● Objetivo do exercício: Redigite na íntegra o texto sobre a dívida argentina, sem mudar nada.

● Texto da página:
%%

Segundo ele, um dos principais especialistas em dívida da Argentina, “estamos vivendo uma situação que não está controlada, por isso não sabemos quais serão os efeitos de uma eventual suspensão de pagamentos”.

— Existe uma lógica que nos levaria a pensar num acordo no último minuto, mas neste momento não imagino o governo fazendo uma proposta (de pagamento em bônus, nos moldes do acordo com o Clube de Paris) e sim a Justiça adotando alguma decisão ou os litigantes fazendo algum pedido — disse Marx, referindo-se à possibilidade de que os fundos abutres solicitem ao juiz a reposição de uma liminar que suspenda a aplicação de sua sentença e permita à Argentina negociar sem correr o risco de sofrer embargos.


Governo contava com mais tempo

Nesse cenário, que vem sendo defendido pelos advogados do país perante tribunais de Nova York, a Casa Rosada poderia continuar pagando seus vencimentos aos credores reestruturados e evitaria o calote. Mas Griesa já negou várias vezes a solicitação de novo stay (liminar) e insiste em que o governo argentino deve sentar-se à mesa para discutir uma solução com os abutres. Cristina e o ministro da Economia, Axel Kicillof, resistem, principalmente, porque o principal temor da equipe econômica é que seja ativada a cláusula Rights Upon Future Offers (Rufo). Ela estabelece que caso uma oferta aos holdouts seja feita — o que obrigatoriamente implicaria melhorar as condições das trocas de 2005 e 2010 —, deverá reconhecer os mesmos direitos aos credores reestruturados.

%%

Trechos de um conjunto de anotações de layout:
%%

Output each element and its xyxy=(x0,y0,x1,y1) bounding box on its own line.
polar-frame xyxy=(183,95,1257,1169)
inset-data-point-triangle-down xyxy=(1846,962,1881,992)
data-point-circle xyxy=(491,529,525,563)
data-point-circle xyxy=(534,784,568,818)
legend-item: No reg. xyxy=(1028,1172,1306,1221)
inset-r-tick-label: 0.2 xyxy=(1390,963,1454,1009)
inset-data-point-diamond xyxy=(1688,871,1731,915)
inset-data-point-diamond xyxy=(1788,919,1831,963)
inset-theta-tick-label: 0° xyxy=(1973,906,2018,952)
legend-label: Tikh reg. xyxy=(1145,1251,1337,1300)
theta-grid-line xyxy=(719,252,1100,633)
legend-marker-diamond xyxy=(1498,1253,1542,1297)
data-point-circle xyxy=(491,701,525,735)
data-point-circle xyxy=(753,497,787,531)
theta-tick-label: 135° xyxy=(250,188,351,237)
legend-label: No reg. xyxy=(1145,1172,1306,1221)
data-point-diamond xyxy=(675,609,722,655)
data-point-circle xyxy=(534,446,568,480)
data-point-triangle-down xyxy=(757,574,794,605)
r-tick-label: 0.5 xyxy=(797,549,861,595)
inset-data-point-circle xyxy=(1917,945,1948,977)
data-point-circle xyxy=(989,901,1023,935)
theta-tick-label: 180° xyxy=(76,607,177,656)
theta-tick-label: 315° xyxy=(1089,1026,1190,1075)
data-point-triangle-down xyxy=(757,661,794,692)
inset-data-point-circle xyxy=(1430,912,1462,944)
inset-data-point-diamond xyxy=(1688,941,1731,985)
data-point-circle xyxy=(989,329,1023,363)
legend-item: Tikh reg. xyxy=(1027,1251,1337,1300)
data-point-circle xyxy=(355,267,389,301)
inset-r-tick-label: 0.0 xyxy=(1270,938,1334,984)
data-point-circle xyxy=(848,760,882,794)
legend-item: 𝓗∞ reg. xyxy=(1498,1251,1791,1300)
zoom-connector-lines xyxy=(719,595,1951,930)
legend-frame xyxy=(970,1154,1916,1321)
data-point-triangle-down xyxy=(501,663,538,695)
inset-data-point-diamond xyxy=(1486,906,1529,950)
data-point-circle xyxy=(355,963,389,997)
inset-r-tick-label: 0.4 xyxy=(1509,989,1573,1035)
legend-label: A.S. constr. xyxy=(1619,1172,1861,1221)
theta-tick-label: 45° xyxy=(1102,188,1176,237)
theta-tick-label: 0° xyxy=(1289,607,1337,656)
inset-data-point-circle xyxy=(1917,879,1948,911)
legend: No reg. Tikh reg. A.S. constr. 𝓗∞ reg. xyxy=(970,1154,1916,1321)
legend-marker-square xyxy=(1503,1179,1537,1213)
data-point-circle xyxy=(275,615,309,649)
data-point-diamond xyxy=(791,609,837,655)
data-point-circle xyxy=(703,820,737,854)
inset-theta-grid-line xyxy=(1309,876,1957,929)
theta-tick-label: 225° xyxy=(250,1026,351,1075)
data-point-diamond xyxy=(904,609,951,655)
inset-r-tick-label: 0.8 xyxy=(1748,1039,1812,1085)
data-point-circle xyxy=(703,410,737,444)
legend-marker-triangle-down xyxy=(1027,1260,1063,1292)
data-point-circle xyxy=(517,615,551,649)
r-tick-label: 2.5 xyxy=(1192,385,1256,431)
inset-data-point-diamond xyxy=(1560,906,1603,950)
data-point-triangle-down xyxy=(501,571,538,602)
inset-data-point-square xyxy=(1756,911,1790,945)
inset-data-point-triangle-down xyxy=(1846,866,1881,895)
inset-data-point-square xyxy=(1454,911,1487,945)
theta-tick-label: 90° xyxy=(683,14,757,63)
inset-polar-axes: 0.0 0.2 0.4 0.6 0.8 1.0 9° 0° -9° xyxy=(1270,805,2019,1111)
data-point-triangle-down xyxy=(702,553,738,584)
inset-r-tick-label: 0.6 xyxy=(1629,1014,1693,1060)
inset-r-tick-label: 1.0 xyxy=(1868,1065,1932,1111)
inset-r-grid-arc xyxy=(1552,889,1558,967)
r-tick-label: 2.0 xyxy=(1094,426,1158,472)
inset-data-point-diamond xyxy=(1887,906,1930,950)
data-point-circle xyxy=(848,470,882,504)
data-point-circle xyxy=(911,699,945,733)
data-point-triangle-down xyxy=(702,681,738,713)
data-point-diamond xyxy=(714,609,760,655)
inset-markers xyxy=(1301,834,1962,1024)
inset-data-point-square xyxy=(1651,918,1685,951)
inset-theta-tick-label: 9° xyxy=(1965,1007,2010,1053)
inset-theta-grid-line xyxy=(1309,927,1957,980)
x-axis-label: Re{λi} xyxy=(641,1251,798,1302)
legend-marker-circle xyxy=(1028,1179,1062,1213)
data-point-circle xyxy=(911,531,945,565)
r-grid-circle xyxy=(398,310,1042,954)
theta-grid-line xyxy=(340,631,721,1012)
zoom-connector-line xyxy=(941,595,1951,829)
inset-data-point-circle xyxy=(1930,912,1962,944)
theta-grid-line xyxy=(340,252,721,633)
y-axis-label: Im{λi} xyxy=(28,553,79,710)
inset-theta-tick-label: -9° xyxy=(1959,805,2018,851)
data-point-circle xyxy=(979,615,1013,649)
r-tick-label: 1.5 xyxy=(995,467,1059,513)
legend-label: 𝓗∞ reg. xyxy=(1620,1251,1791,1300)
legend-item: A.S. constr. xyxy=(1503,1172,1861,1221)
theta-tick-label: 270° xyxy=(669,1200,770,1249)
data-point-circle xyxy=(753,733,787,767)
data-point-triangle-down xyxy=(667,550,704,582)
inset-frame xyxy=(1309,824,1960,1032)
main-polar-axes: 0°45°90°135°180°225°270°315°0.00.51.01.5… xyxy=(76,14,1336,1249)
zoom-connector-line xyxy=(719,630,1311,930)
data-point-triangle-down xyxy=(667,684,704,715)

%%

● Resultado do exercício:
Segundo ele, um dos principais especialistas em dívida da Argentina, “estamos vivendo uma situação que não está controlada, por isso não sabemos quais serão os efeitos de uma eventual suspensão de pagamentos”.

— Existe uma lógica que nos levaria a pensar num acordo no último minuto, mas neste momento não imagino o governo fazendo uma proposta (de pagamento em bônus, nos moldes do acordo com o Clube de Paris) e sim a Justiça adotando alguma decisão ou os litigantes fazendo algum pedido — disse Marx, referindo-se à possibilidade de que os fundos abutres solicitem ao juiz a reposição de uma liminar que suspenda a aplicação de sua sentença e permita à Argentina negociar sem correr o risco de sofrer embargos.


Governo contava com mais tempo

Nesse cenário, que vem sendo defendido pelos advogados do país perante tribunais de Nova York, a Casa Rosada poderia continuar pagando seus vencimentos aos credores reestruturados e evitaria o calote. Mas Griesa já negou várias vezes a solicitação de novo stay (liminar) e insiste em que o governo argentino deve sentar-se à mesa para discutir uma solução com os abutres. Cristina e o ministro da Economia, Axel Kicillof, resistem, principalmente, porque o principal temor da equipe econômica é que seja ativada a cláusula Rights Upon Future Offers (Rufo). Ela estabelece que caso uma oferta aos holdouts seja feita — o que obrigatoriamente implicaria melhorar as condições das trocas de 2005 e 2010 —, deverá reconhecer os mesmos direitos aos credores reestruturados.